## Part of a data file
## Begin
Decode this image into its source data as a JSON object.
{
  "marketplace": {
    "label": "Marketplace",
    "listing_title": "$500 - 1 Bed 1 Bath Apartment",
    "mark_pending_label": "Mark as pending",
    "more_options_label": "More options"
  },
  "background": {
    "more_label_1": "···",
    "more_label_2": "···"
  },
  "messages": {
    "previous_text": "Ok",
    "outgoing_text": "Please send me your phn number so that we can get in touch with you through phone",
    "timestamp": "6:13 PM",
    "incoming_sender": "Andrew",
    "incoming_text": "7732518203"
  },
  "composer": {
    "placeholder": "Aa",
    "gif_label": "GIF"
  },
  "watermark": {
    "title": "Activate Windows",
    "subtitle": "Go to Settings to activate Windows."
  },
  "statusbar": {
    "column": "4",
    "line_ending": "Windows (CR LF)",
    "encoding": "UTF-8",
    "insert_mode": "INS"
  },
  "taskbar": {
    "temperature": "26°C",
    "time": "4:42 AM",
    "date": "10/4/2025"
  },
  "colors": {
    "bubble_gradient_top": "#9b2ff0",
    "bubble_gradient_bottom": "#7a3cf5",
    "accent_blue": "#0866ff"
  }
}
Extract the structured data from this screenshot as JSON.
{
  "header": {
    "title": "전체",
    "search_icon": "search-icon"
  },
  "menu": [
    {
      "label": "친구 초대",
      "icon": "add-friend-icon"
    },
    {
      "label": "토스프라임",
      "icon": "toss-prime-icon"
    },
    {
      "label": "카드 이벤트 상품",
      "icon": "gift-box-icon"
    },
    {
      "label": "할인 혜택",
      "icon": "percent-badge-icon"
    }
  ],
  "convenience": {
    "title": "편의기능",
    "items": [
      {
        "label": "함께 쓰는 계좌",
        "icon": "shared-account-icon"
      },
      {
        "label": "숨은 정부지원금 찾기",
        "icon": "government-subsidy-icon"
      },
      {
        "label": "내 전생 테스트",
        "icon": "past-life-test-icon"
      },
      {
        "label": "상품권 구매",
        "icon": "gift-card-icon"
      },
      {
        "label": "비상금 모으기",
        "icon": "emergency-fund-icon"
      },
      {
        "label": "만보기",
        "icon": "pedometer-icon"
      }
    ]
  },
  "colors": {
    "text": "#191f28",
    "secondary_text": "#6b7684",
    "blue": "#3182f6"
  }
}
## End
## What is needed
From the records above, extract every entry exactly as given.

## Task response
Decode this image into its source data as a JSON object.
{
  "marketplace": {
    "label": "Marketplace",
    "listing_title": "$500 - 1 Bed 1 Bath Apartment",
    "mark_pending_label": "Mark as pending",
    "more_options_label": "More options"
  },
  "background": {
    "more_label_1": "···",
    "more_label_2": "···"
  },
  "messages": {
    "previous_text": "Ok",
    "outgoing_text": "Please send me your phn number so that we can get in touch with you through phone",
    "timestamp": "6:13 PM",
    "incoming_sender": "Andrew",
    "incoming_text": "7732518203"
  },
  "composer": {
    "placeholder": "Aa",
    "gif_label": "GIF"
  },
  "watermark": {
    "title": "Activate Windows",
    "subtitle": "Go to Settings to activate Windows."
  },
  "statusbar": {
    "column": "4",
    "line_ending": "Windows (CR LF)",
    "encoding": "UTF-8",
    "insert_mode": "INS"
  },
  "taskbar": {
    "temperature": "26°C",
    "time": "4:42 AM",
    "date": "10/4/2025"
  },
  "colors": {
    "bubble_gradient_top": "#9b2ff0",
    "bubble_gradient_bottom": "#7a3cf5",
    "accent_blue": "#0866ff"
  }
}
Extract the structured data from this screenshot as JSON.
{
  "header": {
    "title": "전체",
    "search_icon": "search-icon"
  },
  "menu": [
    {
      "label": "친구 초대",
      "icon": "add-friend-icon"
    },
    {
      "label": "토스프라임",
      "icon": "toss-prime-icon"
    },
    {
      "label": "카드 이벤트 상품",
      "icon": "gift-box-icon"
    },
    {
      "label": "할인 혜택",
      "icon": "percent-badge-icon"
    }
  ],
  "convenience": {
    "title": "편의기능",
    "items": [
      {
        "label": "함께 쓰는 계좌",
        "icon": "shared-account-icon"
      },
      {
        "label": "숨은 정부지원금 찾기",
        "icon": "government-subsidy-icon"
      },
      {
        "label": "내 전생 테스트",
        "icon": "past-life-test-icon"
      },
      {
        "label": "상품권 구매",
        "icon": "gift-card-icon"
      },
      {
        "label": "비상금 모으기",
        "icon": "emergency-fund-icon"
      },
      {
        "label": "만보기",
        "icon": "pedometer-icon"
      }
    ]
  },
  "colors": {
    "text": "#191f28",
    "secondary_text": "#6b7684",
    "blue": "#3182f6"
  }
}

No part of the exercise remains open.